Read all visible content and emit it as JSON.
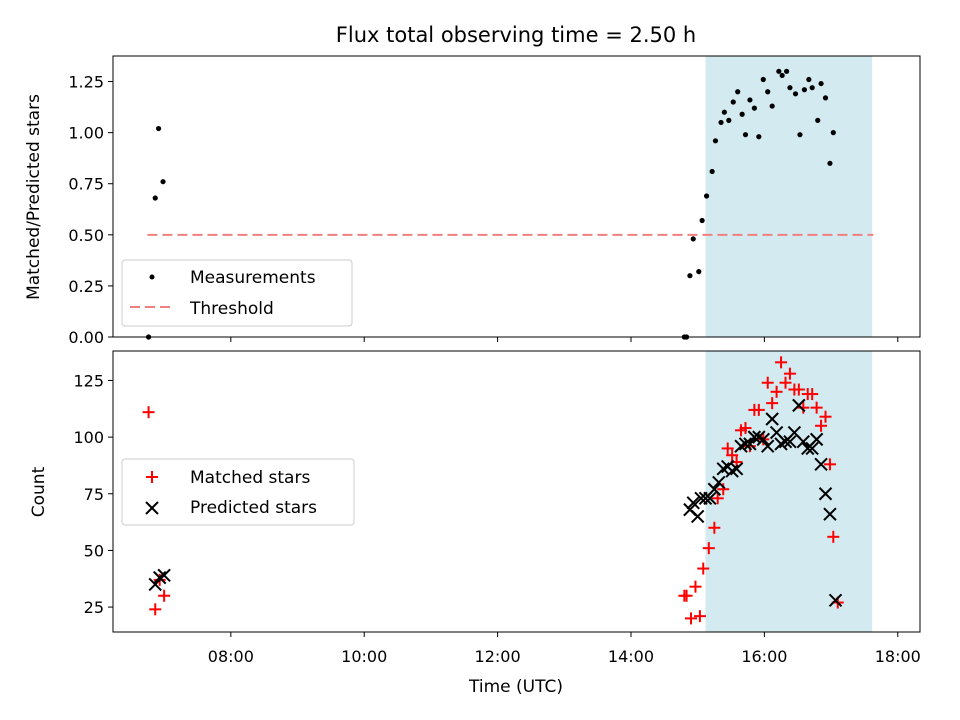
{
  "chart_data": [
    {
      "type": "scatter",
      "title": "Flux total observing time = 2.50 h",
      "ylabel": "Matched/Predicted stars",
      "xlabel": "",
      "xlim": [
        "06:14",
        "18:20"
      ],
      "ylim": [
        0,
        1.375
      ],
      "yticks": [
        "0.00",
        "0.25",
        "0.50",
        "0.75",
        "1.00",
        "1.25"
      ],
      "yticks_values": [
        0,
        0.25,
        0.5,
        0.75,
        1.0,
        1.25
      ],
      "highlight_span": {
        "from": "15:07",
        "to": "17:37",
        "color": "#d3eaf0"
      },
      "threshold": {
        "name": "Threshold",
        "value": 0.5,
        "from": "06:45",
        "to": "17:38",
        "color": "#f08080"
      },
      "legend_placement": "lower-left",
      "series": [
        {
          "name": "Measurements",
          "color": "#000000",
          "points": [
            [
              "06:46",
              0.0
            ],
            [
              "06:52",
              0.68
            ],
            [
              "06:55",
              1.02
            ],
            [
              "06:59",
              0.76
            ],
            [
              "14:48",
              0.0
            ],
            [
              "14:50",
              0.0
            ],
            [
              "14:53",
              0.3
            ],
            [
              "14:56",
              0.48
            ],
            [
              "15:01",
              0.32
            ],
            [
              "15:04",
              0.57
            ],
            [
              "15:08",
              0.69
            ],
            [
              "15:13",
              0.81
            ],
            [
              "15:16",
              0.96
            ],
            [
              "15:21",
              1.05
            ],
            [
              "15:24",
              1.1
            ],
            [
              "15:28",
              1.06
            ],
            [
              "15:32",
              1.15
            ],
            [
              "15:36",
              1.2
            ],
            [
              "15:40",
              1.09
            ],
            [
              "15:43",
              0.99
            ],
            [
              "15:47",
              1.16
            ],
            [
              "15:51",
              1.12
            ],
            [
              "15:55",
              0.98
            ],
            [
              "15:59",
              1.26
            ],
            [
              "16:03",
              1.2
            ],
            [
              "16:07",
              1.13
            ],
            [
              "16:13",
              1.3
            ],
            [
              "16:16",
              1.28
            ],
            [
              "16:20",
              1.3
            ],
            [
              "16:23",
              1.22
            ],
            [
              "16:28",
              1.19
            ],
            [
              "16:32",
              0.99
            ],
            [
              "16:36",
              1.21
            ],
            [
              "16:40",
              1.26
            ],
            [
              "16:43",
              1.22
            ],
            [
              "16:48",
              1.06
            ],
            [
              "16:51",
              1.24
            ],
            [
              "16:55",
              1.17
            ],
            [
              "16:59",
              0.85
            ],
            [
              "17:02",
              1.0
            ]
          ]
        }
      ]
    },
    {
      "type": "scatter",
      "title": "",
      "ylabel": "Count",
      "xlabel": "Time (UTC)",
      "xlim": [
        "06:14",
        "18:20"
      ],
      "ylim": [
        14,
        138
      ],
      "xticks": [
        "08:00",
        "10:00",
        "12:00",
        "14:00",
        "16:00",
        "18:00"
      ],
      "yticks": [
        "25",
        "50",
        "75",
        "100",
        "125"
      ],
      "yticks_values": [
        25,
        50,
        75,
        100,
        125
      ],
      "highlight_span": {
        "from": "15:07",
        "to": "17:37",
        "color": "#d3eaf0"
      },
      "legend_placement": "center-left",
      "series": [
        {
          "name": "Matched stars",
          "color": "#ff0000",
          "marker": "plus",
          "points": [
            [
              "06:46",
              111
            ],
            [
              "06:52",
              24
            ],
            [
              "06:56",
              37
            ],
            [
              "07:00",
              30
            ],
            [
              "14:48",
              30
            ],
            [
              "14:50",
              30
            ],
            [
              "14:54",
              20
            ],
            [
              "14:58",
              34
            ],
            [
              "15:02",
              21
            ],
            [
              "15:05",
              42
            ],
            [
              "15:10",
              51
            ],
            [
              "15:15",
              60
            ],
            [
              "15:18",
              73
            ],
            [
              "15:23",
              77
            ],
            [
              "15:27",
              95
            ],
            [
              "15:31",
              92
            ],
            [
              "15:35",
              89
            ],
            [
              "15:39",
              103
            ],
            [
              "15:43",
              104
            ],
            [
              "15:47",
              96
            ],
            [
              "15:51",
              112
            ],
            [
              "15:55",
              112
            ],
            [
              "15:59",
              99
            ],
            [
              "16:03",
              124
            ],
            [
              "16:07",
              115
            ],
            [
              "16:11",
              120
            ],
            [
              "16:15",
              133
            ],
            [
              "16:19",
              124
            ],
            [
              "16:23",
              128
            ],
            [
              "16:27",
              121
            ],
            [
              "16:31",
              121
            ],
            [
              "16:35",
              113
            ],
            [
              "16:39",
              119
            ],
            [
              "16:43",
              119
            ],
            [
              "16:47",
              113
            ],
            [
              "16:51",
              105
            ],
            [
              "16:55",
              109
            ],
            [
              "16:59",
              88
            ],
            [
              "17:02",
              56
            ],
            [
              "17:06",
              27
            ]
          ]
        },
        {
          "name": "Predicted stars",
          "color": "#000000",
          "marker": "x",
          "points": [
            [
              "06:52",
              35
            ],
            [
              "06:56",
              38
            ],
            [
              "07:00",
              39
            ],
            [
              "14:53",
              68
            ],
            [
              "14:56",
              71
            ],
            [
              "15:00",
              65
            ],
            [
              "15:03",
              73
            ],
            [
              "15:07",
              73
            ],
            [
              "15:11",
              73
            ],
            [
              "15:15",
              77
            ],
            [
              "15:19",
              80
            ],
            [
              "15:23",
              86
            ],
            [
              "15:27",
              87
            ],
            [
              "15:31",
              85
            ],
            [
              "15:35",
              86
            ],
            [
              "15:39",
              96
            ],
            [
              "15:43",
              97
            ],
            [
              "15:47",
              97
            ],
            [
              "15:51",
              100
            ],
            [
              "15:55",
              100
            ],
            [
              "15:59",
              99
            ],
            [
              "16:03",
              96
            ],
            [
              "16:07",
              108
            ],
            [
              "16:11",
              102
            ],
            [
              "16:15",
              97
            ],
            [
              "16:19",
              98
            ],
            [
              "16:23",
              98
            ],
            [
              "16:27",
              102
            ],
            [
              "16:31",
              114
            ],
            [
              "16:35",
              98
            ],
            [
              "16:39",
              95
            ],
            [
              "16:43",
              95
            ],
            [
              "16:47",
              99
            ],
            [
              "16:51",
              88
            ],
            [
              "16:55",
              75
            ],
            [
              "16:59",
              66
            ],
            [
              "17:04",
              28
            ]
          ]
        }
      ]
    }
  ]
}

§ **Goal**
What you return should match the records above word for word, minus the pictures.

§ **Result**
Read all visible content and emit it as JSON.
{
  "chart_data": [
    {
      "type": "scatter",
      "title": "Flux total observing time = 2.50 h",
      "ylabel": "Matched/Predicted stars",
      "xlabel": "",
      "xlim": [
        "06:14",
        "18:20"
      ],
      "ylim": [
        0,
        1.375
      ],
      "yticks": [
        "0.00",
        "0.25",
        "0.50",
        "0.75",
        "1.00",
        "1.25"
      ],
      "yticks_values": [
        0,
        0.25,
        0.5,
        0.75,
        1.0,
        1.25
      ],
      "highlight_span": {
        "from": "15:07",
        "to": "17:37",
        "color": "#d3eaf0"
      },
      "threshold": {
        "name": "Threshold",
        "value": 0.5,
        "from": "06:45",
        "to": "17:38",
        "color": "#f08080"
      },
      "legend_placement": "lower-left",
      "series": [
        {
          "name": "Measurements",
          "color": "#000000",
          "points": [
            [
              "06:46",
              0.0
            ],
            [
              "06:52",
              0.68
            ],
            [
              "06:55",
              1.02
            ],
            [
              "06:59",
              0.76
            ],
            [
              "14:48",
              0.0
            ],
            [
              "14:50",
              0.0
            ],
            [
              "14:53",
              0.3
            ],
            [
              "14:56",
              0.48
            ],
            [
              "15:01",
              0.32
            ],
            [
              "15:04",
              0.57
            ],
            [
              "15:08",
              0.69
            ],
            [
              "15:13",
              0.81
            ],
            [
              "15:16",
              0.96
            ],
            [
              "15:21",
              1.05
            ],
            [
              "15:24",
              1.1
            ],
            [
              "15:28",
              1.06
            ],
            [
              "15:32",
              1.15
            ],
            [
              "15:36",
              1.2
            ],
            [
              "15:40",
              1.09
            ],
            [
              "15:43",
              0.99
            ],
            [
              "15:47",
              1.16
            ],
            [
              "15:51",
              1.12
            ],
            [
              "15:55",
              0.98
            ],
            [
              "15:59",
              1.26
            ],
            [
              "16:03",
              1.2
            ],
            [
              "16:07",
              1.13
            ],
            [
              "16:13",
              1.3
            ],
            [
              "16:16",
              1.28
            ],
            [
              "16:20",
              1.3
            ],
            [
              "16:23",
              1.22
            ],
            [
              "16:28",
              1.19
            ],
            [
              "16:32",
              0.99
            ],
            [
              "16:36",
              1.21
            ],
            [
              "16:40",
              1.26
            ],
            [
              "16:43",
              1.22
            ],
            [
              "16:48",
              1.06
            ],
            [
              "16:51",
              1.24
            ],
            [
              "16:55",
              1.17
            ],
            [
              "16:59",
              0.85
            ],
            [
              "17:02",
              1.0
            ]
          ]
        }
      ]
    },
    {
      "type": "scatter",
      "title": "",
      "ylabel": "Count",
      "xlabel": "Time (UTC)",
      "xlim": [
        "06:14",
        "18:20"
      ],
      "ylim": [
        14,
        138
      ],
      "xticks": [
        "08:00",
        "10:00",
        "12:00",
        "14:00",
        "16:00",
        "18:00"
      ],
      "yticks": [
        "25",
        "50",
        "75",
        "100",
        "125"
      ],
      "yticks_values": [
        25,
        50,
        75,
        100,
        125
      ],
      "highlight_span": {
        "from": "15:07",
        "to": "17:37",
        "color": "#d3eaf0"
      },
      "legend_placement": "center-left",
      "series": [
        {
          "name": "Matched stars",
          "color": "#ff0000",
          "marker": "plus",
          "points": [
            [
              "06:46",
              111
            ],
            [
              "06:52",
              24
            ],
            [
              "06:56",
              37
            ],
            [
              "07:00",
              30
            ],
            [
              "14:48",
              30
            ],
            [
              "14:50",
              30
            ],
            [
              "14:54",
              20
            ],
            [
              "14:58",
              34
            ],
            [
              "15:02",
              21
            ],
            [
              "15:05",
              42
            ],
            [
              "15:10",
              51
            ],
            [
              "15:15",
              60
            ],
            [
              "15:18",
              73
            ],
            [
              "15:23",
              77
            ],
            [
              "15:27",
              95
            ],
            [
              "15:31",
              92
            ],
            [
              "15:35",
              89
            ],
            [
              "15:39",
              103
            ],
            [
              "15:43",
              104
            ],
            [
              "15:47",
              96
            ],
            [
              "15:51",
              112
            ],
            [
              "15:55",
              112
            ],
            [
              "15:59",
              99
            ],
            [
              "16:03",
              124
            ],
            [
              "16:07",
              115
            ],
            [
              "16:11",
              120
            ],
            [
              "16:15",
              133
            ],
            [
              "16:19",
              124
            ],
            [
              "16:23",
              128
            ],
            [
              "16:27",
              121
            ],
            [
              "16:31",
              121
            ],
            [
              "16:35",
              113
            ],
            [
              "16:39",
              119
            ],
            [
              "16:43",
              119
            ],
            [
              "16:47",
              113
            ],
            [
              "16:51",
              105
            ],
            [
              "16:55",
              109
            ],
            [
              "16:59",
              88
            ],
            [
              "17:02",
              56
            ],
            [
              "17:06",
              27
            ]
          ]
        },
        {
          "name": "Predicted stars",
          "color": "#000000",
          "marker": "x",
          "points": [
            [
              "06:52",
              35
            ],
            [
              "06:56",
              38
            ],
            [
              "07:00",
              39
            ],
            [
              "14:53",
              68
            ],
            [
              "14:56",
              71
            ],
            [
              "15:00",
              65
            ],
            [
              "15:03",
              73
            ],
            [
              "15:07",
              73
            ],
            [
              "15:11",
              73
            ],
            [
              "15:15",
              77
            ],
            [
              "15:19",
              80
            ],
            [
              "15:23",
              86
            ],
            [
              "15:27",
              87
            ],
            [
              "15:31",
              85
            ],
            [
              "15:35",
              86
            ],
            [
              "15:39",
              96
            ],
            [
              "15:43",
              97
            ],
            [
              "15:47",
              97
            ],
            [
              "15:51",
              100
            ],
            [
              "15:55",
              100
            ],
            [
              "15:59",
              99
            ],
            [
              "16:03",
              96
            ],
            [
              "16:07",
              108
            ],
            [
              "16:11",
              102
            ],
            [
              "16:15",
              97
            ],
            [
              "16:19",
              98
            ],
            [
              "16:23",
              98
            ],
            [
              "16:27",
              102
            ],
            [
              "16:31",
              114
            ],
            [
              "16:35",
              98
            ],
            [
              "16:39",
              95
            ],
            [
              "16:43",
              95
            ],
            [
              "16:47",
              99
            ],
            [
              "16:51",
              88
            ],
            [
              "16:55",
              75
            ],
            [
              "16:59",
              66
            ],
            [
              "17:04",
              28
            ]
          ]
        }
      ]
    }
  ]
}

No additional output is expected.